WHAT TO WORK ON: Find each line containing the string "它的面积是". Copy it.

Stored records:
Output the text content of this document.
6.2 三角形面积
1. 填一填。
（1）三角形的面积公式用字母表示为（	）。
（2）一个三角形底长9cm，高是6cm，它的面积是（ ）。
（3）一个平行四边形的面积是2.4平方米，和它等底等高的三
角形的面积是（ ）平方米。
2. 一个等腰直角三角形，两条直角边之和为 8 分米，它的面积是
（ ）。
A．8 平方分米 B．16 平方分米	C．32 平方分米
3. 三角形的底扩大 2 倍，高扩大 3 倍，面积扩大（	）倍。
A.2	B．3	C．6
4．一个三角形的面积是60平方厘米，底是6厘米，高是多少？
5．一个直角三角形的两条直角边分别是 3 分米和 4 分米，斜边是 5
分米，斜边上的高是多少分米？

FINISHED TASK:
（2）一个三角形底长9cm，高是6cm，它的面积是（ ）。
2. 一个等腰直角三角形，两条直角边之和为 8 分米，它的面积是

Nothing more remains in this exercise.